### What is asked
Look through the data for the string "this". Copy every line where it is found.

### Data to use
++++++

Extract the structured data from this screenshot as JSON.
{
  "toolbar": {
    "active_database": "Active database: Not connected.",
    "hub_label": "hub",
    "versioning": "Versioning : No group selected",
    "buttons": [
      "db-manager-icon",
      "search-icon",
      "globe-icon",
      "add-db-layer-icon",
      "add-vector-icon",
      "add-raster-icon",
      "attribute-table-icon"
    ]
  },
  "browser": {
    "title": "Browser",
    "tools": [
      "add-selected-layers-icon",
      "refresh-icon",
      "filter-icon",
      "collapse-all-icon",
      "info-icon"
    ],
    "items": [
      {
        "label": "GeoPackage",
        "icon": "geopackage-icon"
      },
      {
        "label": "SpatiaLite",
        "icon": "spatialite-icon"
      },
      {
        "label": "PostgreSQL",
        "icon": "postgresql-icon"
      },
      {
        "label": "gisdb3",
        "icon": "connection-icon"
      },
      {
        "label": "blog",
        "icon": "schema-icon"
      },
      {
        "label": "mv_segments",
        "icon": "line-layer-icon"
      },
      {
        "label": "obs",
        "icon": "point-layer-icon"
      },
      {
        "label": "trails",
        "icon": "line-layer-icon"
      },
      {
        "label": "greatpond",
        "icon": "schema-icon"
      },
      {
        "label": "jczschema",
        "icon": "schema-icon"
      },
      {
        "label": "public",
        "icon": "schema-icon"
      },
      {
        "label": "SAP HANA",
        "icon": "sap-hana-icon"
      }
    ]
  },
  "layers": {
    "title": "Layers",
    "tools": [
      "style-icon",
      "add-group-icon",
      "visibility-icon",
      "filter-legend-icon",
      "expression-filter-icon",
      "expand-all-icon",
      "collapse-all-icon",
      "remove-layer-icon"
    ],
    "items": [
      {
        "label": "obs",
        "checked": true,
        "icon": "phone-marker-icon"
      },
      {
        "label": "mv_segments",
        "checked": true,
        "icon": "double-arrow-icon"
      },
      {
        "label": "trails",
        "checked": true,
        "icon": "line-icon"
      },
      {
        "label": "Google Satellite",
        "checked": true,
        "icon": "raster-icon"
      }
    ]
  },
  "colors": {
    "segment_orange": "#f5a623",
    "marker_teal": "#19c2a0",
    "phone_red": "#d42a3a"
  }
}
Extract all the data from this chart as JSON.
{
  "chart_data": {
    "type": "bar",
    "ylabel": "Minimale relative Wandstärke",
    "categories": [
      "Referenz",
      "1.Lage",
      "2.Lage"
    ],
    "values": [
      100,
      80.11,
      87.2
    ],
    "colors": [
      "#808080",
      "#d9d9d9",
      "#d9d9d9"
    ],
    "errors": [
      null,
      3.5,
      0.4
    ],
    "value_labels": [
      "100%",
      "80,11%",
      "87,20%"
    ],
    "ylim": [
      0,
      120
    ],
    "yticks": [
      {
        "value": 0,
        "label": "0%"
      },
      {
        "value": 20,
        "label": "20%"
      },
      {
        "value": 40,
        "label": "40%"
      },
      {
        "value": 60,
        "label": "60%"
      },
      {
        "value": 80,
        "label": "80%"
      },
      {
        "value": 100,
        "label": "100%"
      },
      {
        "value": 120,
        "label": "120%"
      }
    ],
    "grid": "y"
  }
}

++++++

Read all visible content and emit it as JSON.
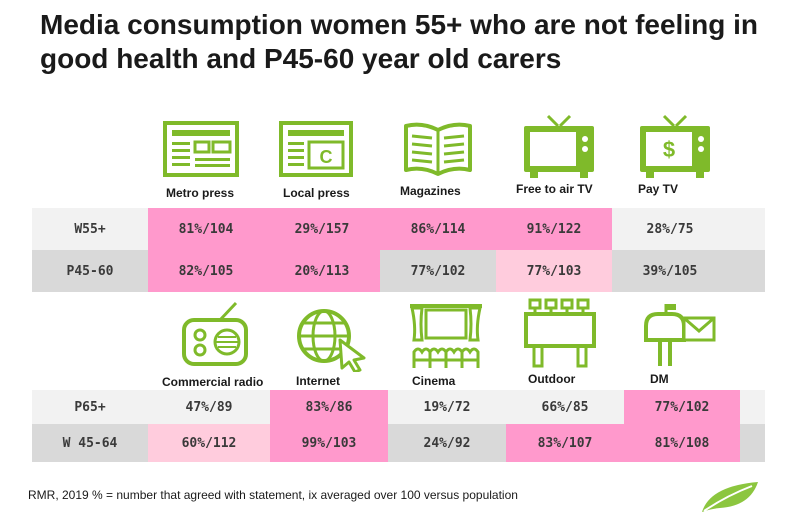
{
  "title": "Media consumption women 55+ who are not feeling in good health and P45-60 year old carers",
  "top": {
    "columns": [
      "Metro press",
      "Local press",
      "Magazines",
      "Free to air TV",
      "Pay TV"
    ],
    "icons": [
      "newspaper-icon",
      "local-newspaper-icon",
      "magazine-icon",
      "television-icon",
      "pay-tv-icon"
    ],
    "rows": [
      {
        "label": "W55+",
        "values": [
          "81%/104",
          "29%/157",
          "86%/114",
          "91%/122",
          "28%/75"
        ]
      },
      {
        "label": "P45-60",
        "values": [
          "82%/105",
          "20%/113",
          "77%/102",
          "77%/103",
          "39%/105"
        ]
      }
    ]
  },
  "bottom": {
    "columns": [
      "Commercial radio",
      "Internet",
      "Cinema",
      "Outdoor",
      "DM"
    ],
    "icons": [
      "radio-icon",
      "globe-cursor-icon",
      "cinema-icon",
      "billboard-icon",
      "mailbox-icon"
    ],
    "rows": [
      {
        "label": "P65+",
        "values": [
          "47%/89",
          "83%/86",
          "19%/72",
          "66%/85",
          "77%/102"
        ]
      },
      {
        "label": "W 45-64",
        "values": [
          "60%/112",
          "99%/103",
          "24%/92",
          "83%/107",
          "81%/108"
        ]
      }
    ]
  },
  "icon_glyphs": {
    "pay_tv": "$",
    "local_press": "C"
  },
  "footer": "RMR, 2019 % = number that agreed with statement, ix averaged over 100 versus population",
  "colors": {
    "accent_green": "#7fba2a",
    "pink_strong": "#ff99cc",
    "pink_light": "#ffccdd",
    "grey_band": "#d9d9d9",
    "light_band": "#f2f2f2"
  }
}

++++++

### Task output
Extract the structured data from this screenshot as JSON.
Extract all the data from this chart as JSON.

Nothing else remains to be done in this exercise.